■ **OBJECTIVE**
In the material below, list every line carrying the string "title".

──────── TASK DATA ────────

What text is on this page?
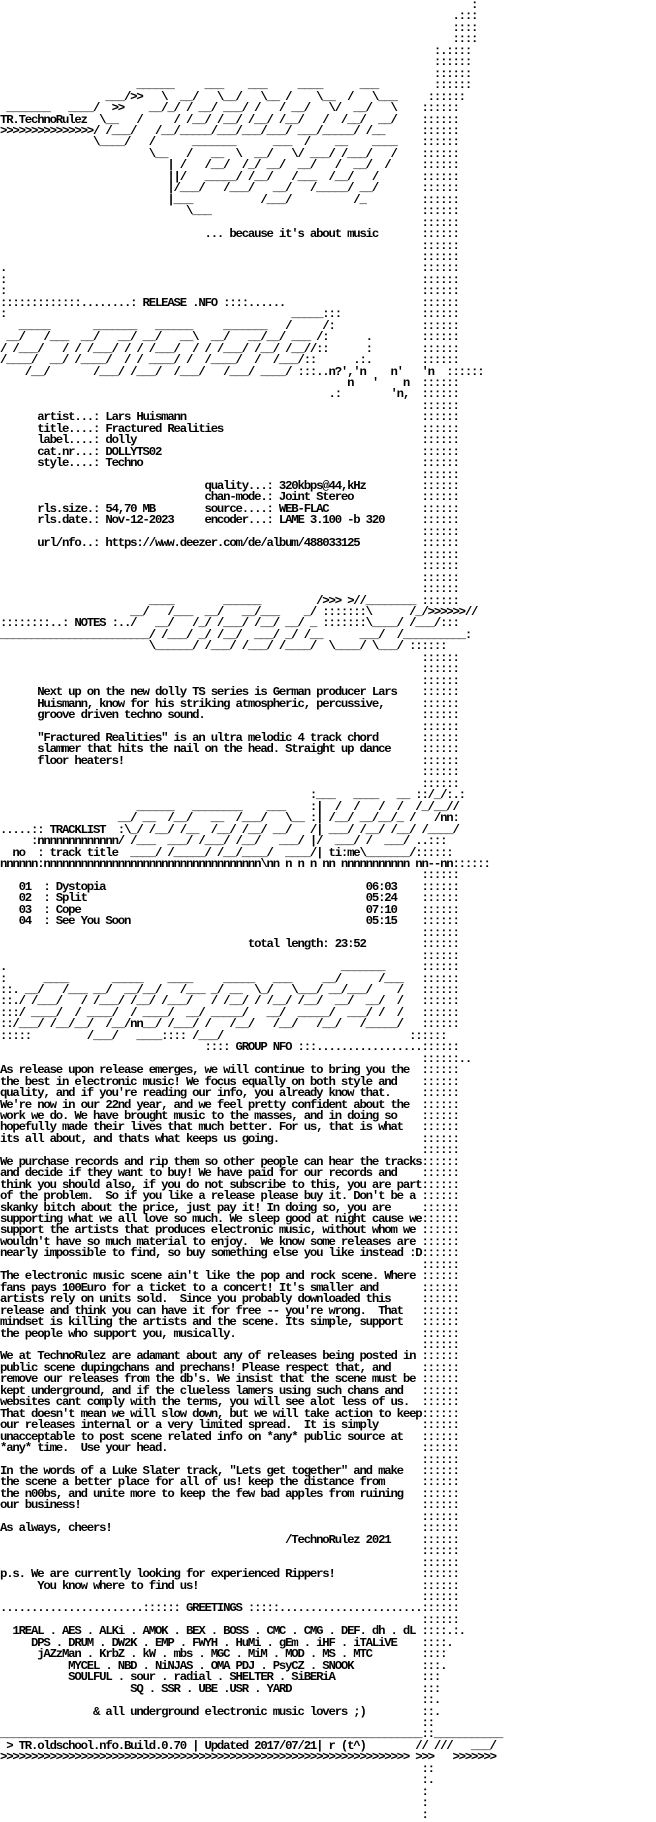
:
.:::
::::
::::
:.::::
::::::
::::::
______     ___    ___     ____      ___         ::::::
___/>>   \  __/   \__/   \__ /    \__  /   \___     ::::::
_______   ____/  >>    __/_/ / __/ ___/ /   / __/   \/  __/   \    ::::::
TR.TechnoRulez  \__   /     / /__/ /__/ /__/ /__/   /  /__/  __/    ::::::
>>>>>>>>>>>>>>>/ /___/   /__/_____/___/___/___/ ___/_____/ /__      ::::::
\____/   /      _______      ___  /    __    ____    ::::::
\__   /   __  \  __/   \/ ___/ /___/   /    ::::::
| /   /__/  /_/ __/  __/   /  __/  /     ::::::
||/   _____/ /__/   /___  /__/   /       ::::::
|/___/   /___/   __/   /_____/ __/       ::::::
|___           /___/          /_         ::::::
\___                                  ::::::
::::::
... because it's about music       ::::::
::::::
::::::
.                                                                   ::::::
:                                                                   ::::::
:                                                                   ::::::
:::::::::::::........: RELEASE .NFO ::::......                      ::::::
:                                              _____:::             ::::::
_____       _______   ______     _______   /     /:              ::::::
__/   /___  __/   __/ __/   __\  __/   __/__/ ___ /:      .        ::::::
/ /___/   / / /___/ / / /___/  / / /___/ /__/ /__//::      :        ::::::
/____/  __/ /____/  / / ____/ /  /____/  /  /___/::      .:.        ::::::
/__/       /___/ /___/  /___/   /___/ ____/ :::..n?','n    n'   'n  ::::::
n   '    n  ::::::
.:        'n,  ::::::
::::::
artist...: Lars Huismann                                      ::::::
title....: Fractured Realities                                ::::::
label....: dolly                                              ::::::
cat.nr...: DOLLYTS02                                          ::::::
style....: Techno                                             ::::::
::::::
quality...: 320kbps@44,kHz         ::::::
chan-mode.: Joint Stereo           ::::::
rls.size.: 54,70 MB        source....: WEB-FLAC               ::::::
rls.date.: Nov-12-2023     encoder...: LAME 3.100 -b 320      ::::::
::::::
url/nfo..: https://www.deezer.com/de/album/488033125          ::::::
::::::
::::::
::::::
::::::
____        ______         />>> >//________ ::::::
__/   /___  __/   __/___    _/ :::::::\      /_/>>>>>>//
::::::::..: NOTES :../   __/   /_/ /___/ /__/ __/ _ :::::::\____/ /___/:::
________________________/ /___/ _/ /__/  ___/ _/ /__      ___/  /__________:
\______/ /___/ /___/ /____/  \____/ \___/ ::::::
::::::
::::::
::::::
Next up on the new dolly TS series is German producer Lars    ::::::
Huismann, know for his striking atmospheric, percussive,      ::::::
groove driven techno sound.                                   ::::::
::::::
"Fractured Realities" is an ultra melodic 4 track chord       ::::::
slammer that hits the nail on the head. Straight up dance     ::::::
floor heaters!                                                ::::::
::::::
::::::
:___   ____   __ ::/_/:.:
______   ________    ___    :|  /  /   /  /  /_/__//
__/ __  /__/   __  /___/   \__ :| /__/ __/__/_ /   /nn:
.....:: TRACKLIST  :\_/ /__/ /__  /__/ /__/ __/   /| ___/ /__/ /__/ /____/
:nnnnnnnnnnnnn/ /___  ___/ /___/ /__/   ___/ |/  ___/ /  ___/ ..:::
no  : track title  ____/ /_____/ /__/____/  ____/| ti:me\_______/::::::
nnnnnn:nnnnnnnnnnnnnnnnnnnnnnnnnnnnnnnnnnn\nn n n n nn nnnnnnnnnnn nn--nn::::::
::::::
01  : Dystopia                                          06:03    ::::::
02  : Split                                             05:24    ::::::
03  : Cope                                              07:10    ::::::
04  : See You Soon                                      05:15    ::::::
::::::
total length: 23:52         ::::::
::::::
.                                                      _______      ::::::
:      ____       _____    ____     _____   ___     __/      /___   ::::::
::. __/   /___ __/  __/__/   /___ _/ __  \_/   \___/ __/___/    /   ::::::
::./ /___/   / /___/ /__/ /___/   / /__/ / /__/ /__/  __/  __/  /   ::::::
:::/ ____/  / ____/  / ____/  __/ _____/   __/  _____/  ___/ /  /   ::::::
::/___/ /__/__/  /__/nn__/ /___/ /   /__/   /__/   /__/   /_____/   ::::::
:::::         /___/   ____:::: /___/                              ::::::
:::: GROUP NFO :::.................::::::
::::::..
As release upon release emerges, we will continue to bring you the  ::::::
the best in electronic music! We focus equally on both style and    ::::::
quality, and if you're reading our info, you already know that.     ::::::
We're now in our 22nd year, and we feel pretty confident about the  ::::::
work we do. We have brought music to the masses, and in doing so    ::::::
hopefully made their lives that much better. For us, that is what   ::::::
its all about, and thats what keeps us going.                       ::::::
::::::
We purchase records and rip them so other people can hear the tracks::::::
and decide if they want to buy! We have paid for our records and    ::::::
think you should also, if you do not subscribe to this, you are part::::::
of the problem.  So if you like a release please buy it. Don't be a ::::::
skanky bitch about the price, just pay it! In doing so, you are     ::::::
supporting what we all love so much. We sleep good at night cause we::::::
support the artists that produces electronic music, without whom we ::::::
wouldn't have so much material to enjoy.  We know some releases are ::::::
nearly impossible to find, so buy something else you like instead :D::::::
::::::
The electronic music scene ain't like the pop and rock scene. Where ::::::
fans pays 100Euro for a ticket to a concert! It's smaller and       ::::::
artists rely on units sold.  Since you probably downloaded this     ::::::
release and think you can have it for free -- you're wrong.  That   ::::::
mindset is killing the artists and the scene. Its simple, support   ::::::
the people who support you, musically.                              ::::::
::::::
We at TechnoRulez are adamant about any of releases being posted in ::::::
public scene dupingchans and prechans! Please respect that, and     ::::::
remove our releases from the db's. We insist that the scene must be ::::::
kept underground, and if the clueless lamers using such chans and   ::::::
websites cant comply with the terms, you will see alot less of us.  ::::::
That doesn't mean we will slow down, but we will take action to keep::::::
our releases internal or a very limited spread.  It is simply       ::::::
unacceptable to post scene related info on *any* public source at   ::::::
*any* time.  Use your head.                                         ::::::
::::::
In the words of a Luke Slater track, "Lets get together" and make   ::::::
the scene a better place for all of us! keep the distance from      ::::::
the n00bs, and unite more to keep the few bad apples from ruining   ::::::
our business!                                                       ::::::
::::::
As always, cheers!                                                  ::::::
/TechnoRulez 2021     ::::::
::::::
::::::
p.s. We are currently looking for experienced Rippers!              ::::::
You know where to find us!                                    ::::::
::::::
.......................:::::: GREETINGS :::::.......................::::::
::::::
1REAL . AES . ALKi . AMOK . BEX . BOSS . CMC . CMG . DEF. dh . dL ::::.:.
DPS . DRUM . DW2K . EMP . FWYH . HuMi . gEm . iHF . iTALiVE    ::::.
jAZzMan . KrbZ . kW . mbs . MGC . MiM . MOD . MS . MTC        ::::
MYCEL . NBD . NiNJAS . OMA PDJ . PsyCZ . SNOOK           :::.
SOULFUL . sour . radial . SHELTER . SiBERiA              :::
SQ . SSR . UBE .USR . YARD                     :::
::.
& all underground electronic music lovers ;)         ::.
::
____________________________________________________________________::___________
> TR.oldschool.nfo.Build.0.70 | Updated 2017/07/21| r (t^)        // ///   ___/
>>>>>>>>>>>>>>>>>>>>>>>>>>>>>>>>>>>>>>>>>>>>>>>>>>>>>>>>>>>>>>>>>> >>>   >>>>>>>
::
:.
:
:
:
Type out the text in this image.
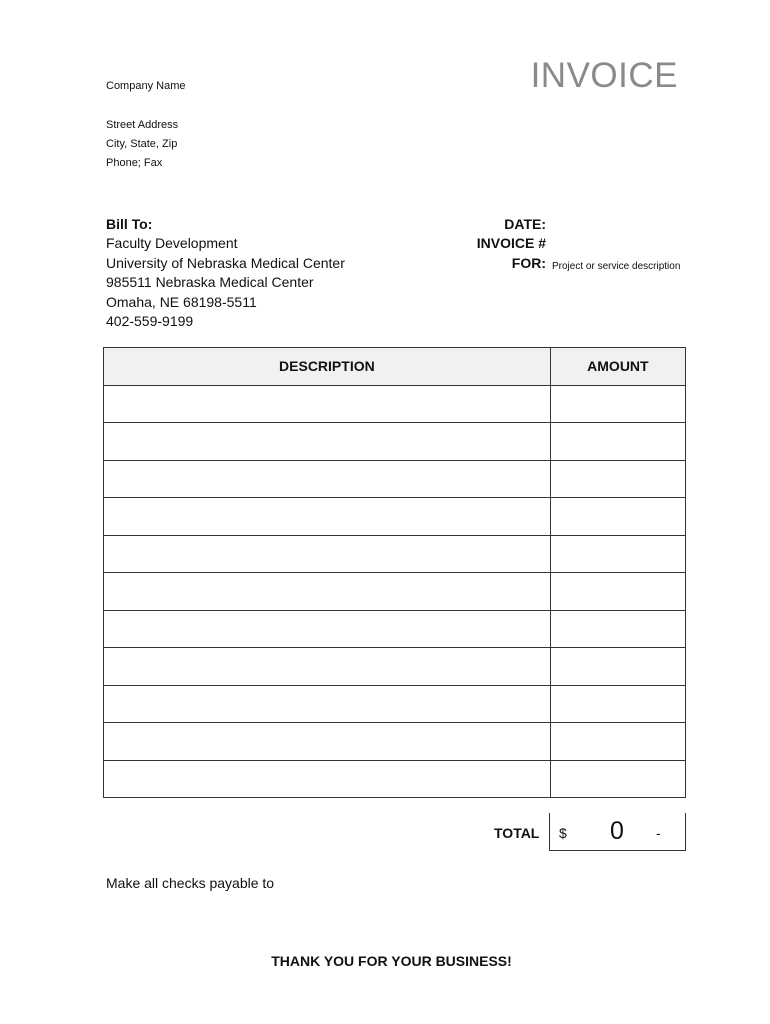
Company Name
Street Address
City, State, Zip
Phone; Fax
INVOICE
Bill To:
Faculty Development
University of Nebraska Medical Center
985511 Nebraska Medical Center
Omaha, NE 68198-5511
402-559-9199
DATE:
INVOICE #
FOR: Project or service description
DESCRIPTION	AMOUNT

TOTAL $ 0 -
Make all checks payable to
THANK YOU FOR YOUR BUSINESS!
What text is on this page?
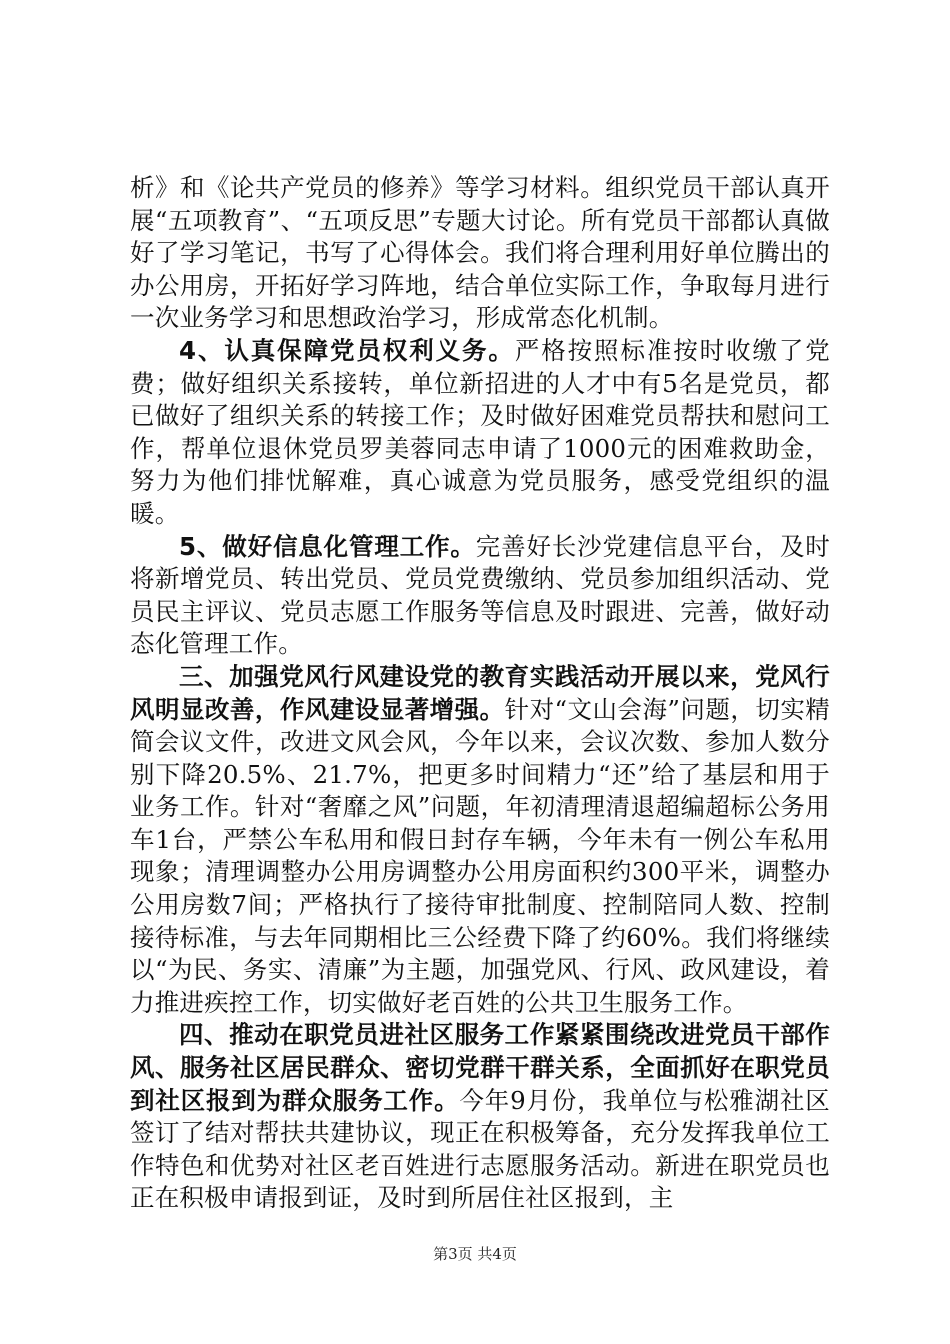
析》和《论共产党员的修养》等学习材料。组织党员干部认真开展“五项教育”、“五项反思”专题大讨论。所有党员干部都认真做好了学习笔记，书写了心得体会。我们将合理利用好单位腾出的办公用房，开拓好学习阵地，结合单位实际工作，争取每月进行一次业务学习和思想政治学习，形成常态化机制。

4、认真保障党员权利义务。严格按照标准按时收缴了党费；做好组织关系接转，单位新招进的人才中有5名是党员，都已做好了组织关系的转接工作；及时做好困难党员帮扶和慰问工作，帮单位退休党员罗美蓉同志申请了1000元的困难救助金，努力为他们排忧解难，真心诚意为党员服务，感受党组织的温暖。

5、做好信息化管理工作。完善好长沙党建信息平台，及时将新增党员、转出党员、党员党费缴纳、党员参加组织活动、党员民主评议、党员志愿工作服务等信息及时跟进、完善，做好动态化管理工作。

三、加强党风行风建设党的教育实践活动开展以来，党风行风明显改善，作风建设显著增强。针对“文山会海”问题，切实精简会议文件，改进文风会风，今年以来，会议次数、参加人数分别下降20.5%、21.7%，把更多时间精力“还”给了基层和用于业务工作。针对“奢靡之风”问题，年初清理清退超编超标公务用车1台，严禁公车私用和假日封存车辆，今年未有一例公车私用现象；清理调整办公用房调整办公用房面积约300平米，调整办公用房数7间；严格执行了接待审批制度、控制陪同人数、控制接待标准，与去年同期相比三公经费下降了约60%。我们将继续以“为民、务实、清廉”为主题，加强党风、行风、政风建设，着力推进疾控工作，切实做好老百姓的公共卫生服务工作。

四、推动在职党员进社区服务工作紧紧围绕改进党员干部作风、服务社区居民群众、密切党群干群关系，全面抓好在职党员到社区报到为群众服务工作。今年9月份，我单位与松雅湖社区签订了结对帮扶共建协议，现正在积极筹备，充分发挥我单位工作特色和优势对社区老百姓进行志愿服务活动。新进在职党员也正在积极申请报到证，及时到所居住社区报到，主

第3页 共4页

────────

■ **REPLY TO THE TASK**
title....: Fractured Realities                                ::::::
no  : track title  ____/ /_____/ /__/____/  ____/| ti:me\_______/::::::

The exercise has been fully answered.